Every entry below should be printed exactly, without its images.

(Data extracted from a collection)
=-=-=-=-=

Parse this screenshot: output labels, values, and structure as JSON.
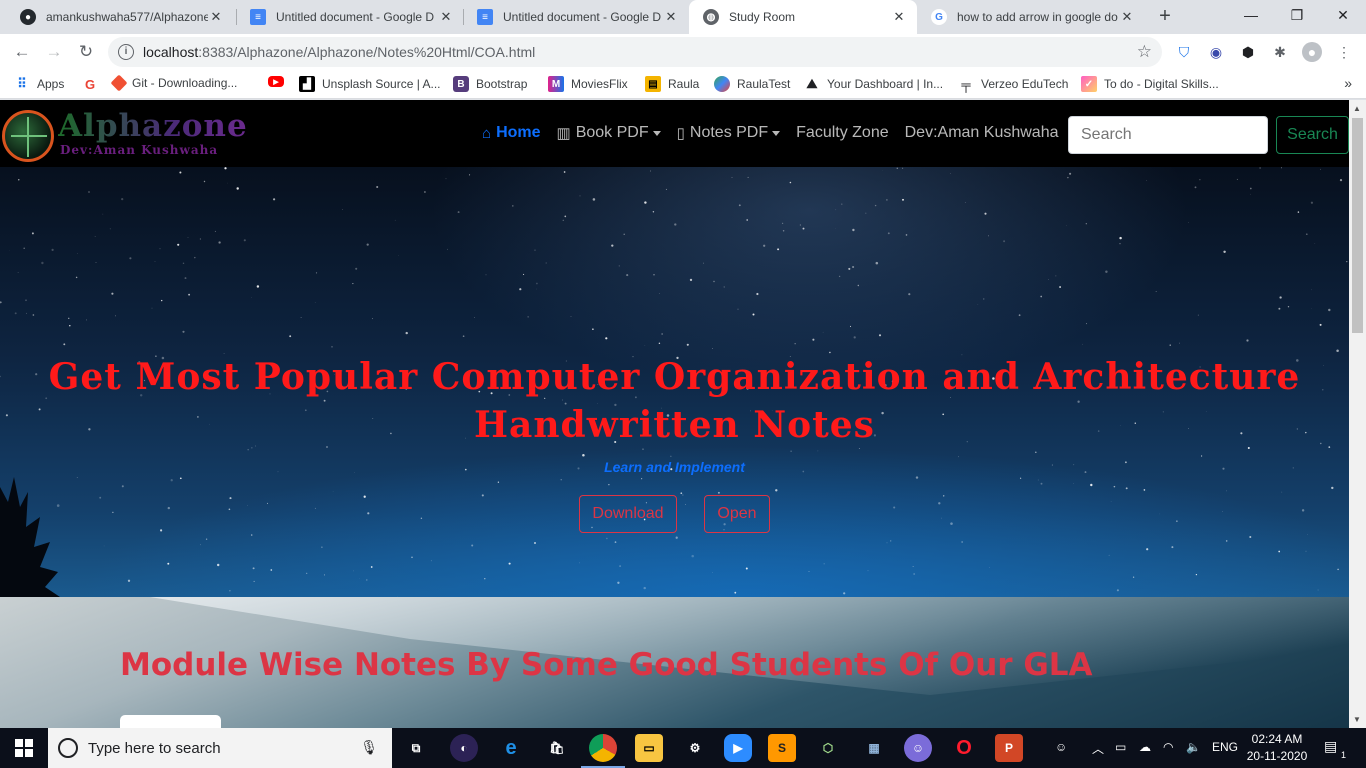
{
  "tabs": [
    {
      "title": "amankushwaha577/Alphazone",
      "icon": "github-icon"
    },
    {
      "title": "Untitled document - Google D",
      "icon": "google-docs-icon"
    },
    {
      "title": "Untitled document - Google D",
      "icon": "google-docs-icon"
    },
    {
      "title": "Study Room",
      "icon": "globe-icon"
    },
    {
      "title": "how to add arrow in google do",
      "icon": "google-icon"
    }
  ],
  "toolbar": {
    "url_host": "localhost",
    "url_rest": ":8383/Alphazone/Alphazone/Notes%20Html/COA.html"
  },
  "bookmarks": [
    {
      "label": "Apps",
      "icon": "apps-grid-icon"
    },
    {
      "label": "",
      "icon": "google-icon"
    },
    {
      "label": "Git - Downloading...",
      "icon": "git-icon"
    },
    {
      "label": "",
      "icon": "youtube-icon"
    },
    {
      "label": "Unsplash Source | A...",
      "icon": "unsplash-icon"
    },
    {
      "label": "Bootstrap",
      "icon": "bootstrap-icon"
    },
    {
      "label": "MoviesFlix",
      "icon": "moviesflix-icon"
    },
    {
      "label": "Raula",
      "icon": "raula-icon"
    },
    {
      "label": "RaulaTest",
      "icon": "raulatest-icon"
    },
    {
      "label": "Your Dashboard | In...",
      "icon": "dashboard-icon"
    },
    {
      "label": "Verzeo EduTech",
      "icon": "verzeo-icon"
    },
    {
      "label": "To do - Digital Skills...",
      "icon": "todo-icon"
    }
  ],
  "site": {
    "logo_name": "Alphazone",
    "logo_dev": "Dev:Aman Kushwaha",
    "nav": {
      "home": "Home",
      "book_pdf": "Book PDF",
      "notes_pdf": "Notes PDF",
      "faculty_zone": "Faculty Zone",
      "dev": "Dev:Aman Kushwaha"
    },
    "search_placeholder": "Search",
    "search_button": "Search",
    "hero": {
      "title_line1": "Get Most Popular Computer Organization and Architecture",
      "title_line2": "Handwritten Notes",
      "subtitle": "Learn and Implement",
      "download": "Download",
      "open": "Open"
    },
    "section_title": "Module Wise Notes By Some Good Students Of Our GLA"
  },
  "taskbar": {
    "search_placeholder": "Type here to search",
    "lang": "ENG",
    "time": "02:24 AM",
    "date": "20-11-2020",
    "notifications": "1"
  },
  "colors": {
    "hero_title": "#ff1a1a",
    "nav_active": "#0d6efd",
    "outline_danger": "#dc3545",
    "outline_success": "#198754"
  }
}
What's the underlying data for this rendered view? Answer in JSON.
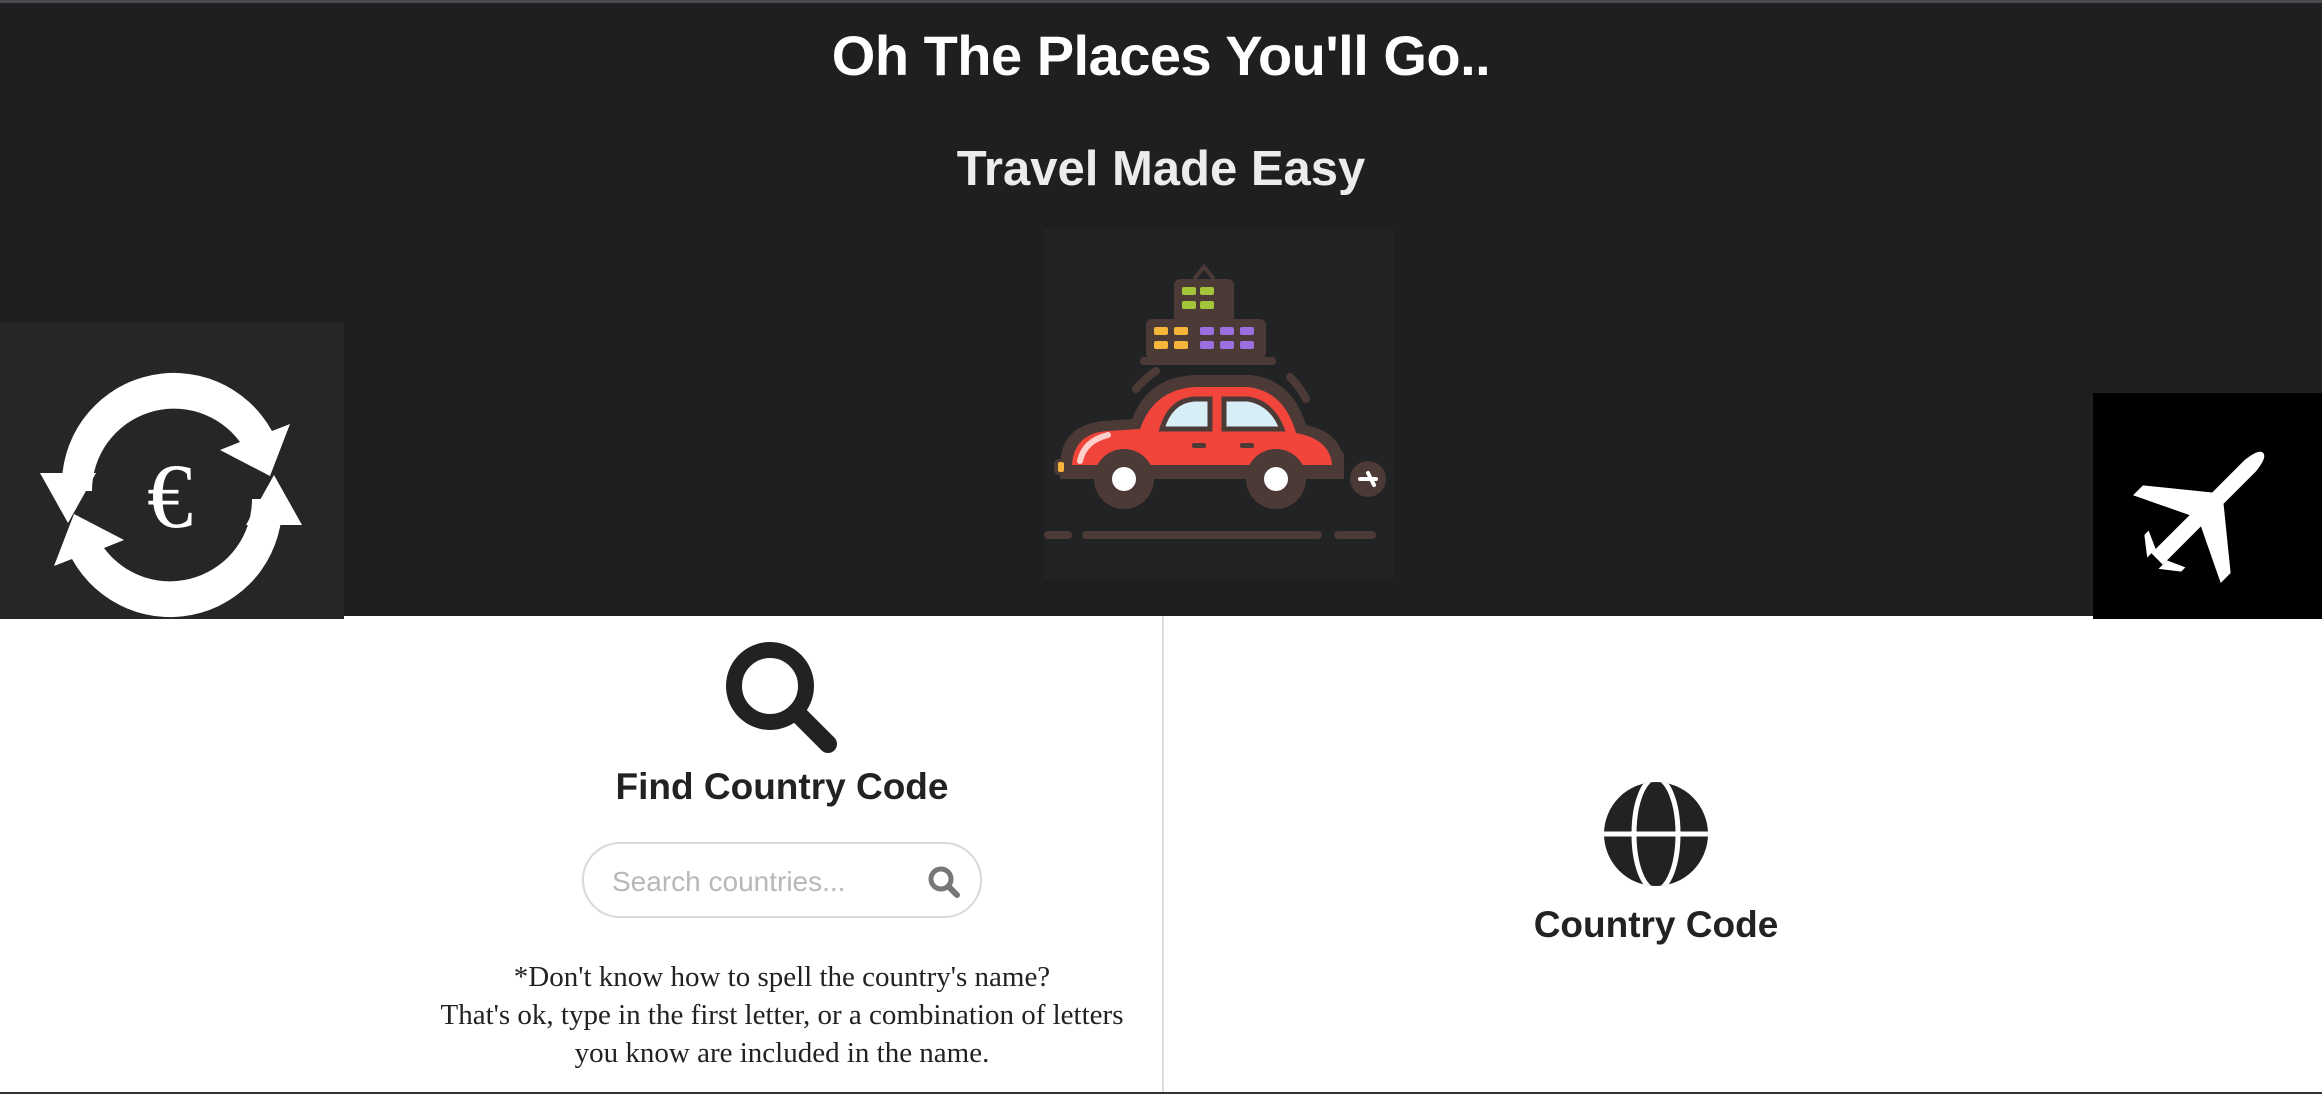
{
  "hero": {
    "title": "Oh The Places You'll Go..",
    "subtitle": "Travel Made Easy",
    "euro_tile": {
      "icon": "euro-exchange-icon",
      "symbol": "€"
    },
    "car_image": {
      "icon": "car-with-luggage-icon"
    },
    "plane_tile": {
      "icon": "airplane-icon"
    }
  },
  "find": {
    "icon": "search-icon",
    "title": "Find Country Code",
    "search": {
      "placeholder": "Search countries...",
      "value": "",
      "button_icon": "search-icon"
    },
    "help_lines": [
      "*Don't know how to spell the country's name?",
      "That's ok, type in the first letter, or a combination of letters",
      "you know are included in the name."
    ]
  },
  "result": {
    "icon": "globe-icon",
    "title": "Country Code"
  },
  "colors": {
    "hero_bg": "#1e1f21",
    "text_dark": "#222222",
    "car_red": "#f1443b",
    "car_dark": "#4b3a36"
  }
}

=-=-=-=-=

**ANSWER IN FULL**
Parse this screenshot: output labels, values, and structure as JSON.
{
  "tabs": [
    {
      "title": "amankushwaha577/Alphazone",
      "icon": "github-icon"
    },
    {
      "title": "Untitled document - Google D",
      "icon": "google-docs-icon"
    },
    {
      "title": "Untitled document - Google D",
      "icon": "google-docs-icon"
    },
    {
      "title": "Study Room",
      "icon": "globe-icon"
    },
    {
      "title": "how to add arrow in google do",
      "icon": "google-icon"
    }
  ],
  "toolbar": {
    "url_host": "localhost",
    "url_rest": ":8383/Alphazone/Alphazone/Notes%20Html/COA.html"
  },
  "bookmarks": [
    {
      "label": "Apps",
      "icon": "apps-grid-icon"
    },
    {
      "label": "",
      "icon": "google-icon"
    },
    {
      "label": "Git - Downloading...",
      "icon": "git-icon"
    },
    {
      "label": "",
      "icon": "youtube-icon"
    },
    {
      "label": "Unsplash Source | A...",
      "icon": "unsplash-icon"
    },
    {
      "label": "Bootstrap",
      "icon": "bootstrap-icon"
    },
    {
      "label": "MoviesFlix",
      "icon": "moviesflix-icon"
    },
    {
      "label": "Raula",
      "icon": "raula-icon"
    },
    {
      "label": "RaulaTest",
      "icon": "raulatest-icon"
    },
    {
      "label": "Your Dashboard | In...",
      "icon": "dashboard-icon"
    },
    {
      "label": "Verzeo EduTech",
      "icon": "verzeo-icon"
    },
    {
      "label": "To do - Digital Skills...",
      "icon": "todo-icon"
    }
  ],
  "site": {
    "logo_name": "Alphazone",
    "logo_dev": "Dev:Aman Kushwaha",
    "nav": {
      "home": "Home",
      "book_pdf": "Book PDF",
      "notes_pdf": "Notes PDF",
      "faculty_zone": "Faculty Zone",
      "dev": "Dev:Aman Kushwaha"
    },
    "search_placeholder": "Search",
    "search_button": "Search",
    "hero": {
      "title_line1": "Get Most Popular Computer Organization and Architecture",
      "title_line2": "Handwritten Notes",
      "subtitle": "Learn and Implement",
      "download": "Download",
      "open": "Open"
    },
    "section_title": "Module Wise Notes By Some Good Students Of Our GLA"
  },
  "taskbar": {
    "search_placeholder": "Type here to search",
    "lang": "ENG",
    "time": "02:24 AM",
    "date": "20-11-2020",
    "notifications": "1"
  },
  "colors": {
    "hero_title": "#ff1a1a",
    "nav_active": "#0d6efd",
    "outline_danger": "#dc3545",
    "outline_success": "#198754"
  }
}
What's the underlying data for this rendered view? Answer in JSON.
{
  "hero": {
    "title": "Oh The Places You'll Go..",
    "subtitle": "Travel Made Easy",
    "euro_tile": {
      "icon": "euro-exchange-icon",
      "symbol": "€"
    },
    "car_image": {
      "icon": "car-with-luggage-icon"
    },
    "plane_tile": {
      "icon": "airplane-icon"
    }
  },
  "find": {
    "icon": "search-icon",
    "title": "Find Country Code",
    "search": {
      "placeholder": "Search countries...",
      "value": "",
      "button_icon": "search-icon"
    },
    "help_lines": [
      "*Don't know how to spell the country's name?",
      "That's ok, type in the first letter, or a combination of letters",
      "you know are included in the name."
    ]
  },
  "result": {
    "icon": "globe-icon",
    "title": "Country Code"
  },
  "colors": {
    "hero_bg": "#1e1f21",
    "text_dark": "#222222",
    "car_red": "#f1443b",
    "car_dark": "#4b3a36"
  }
}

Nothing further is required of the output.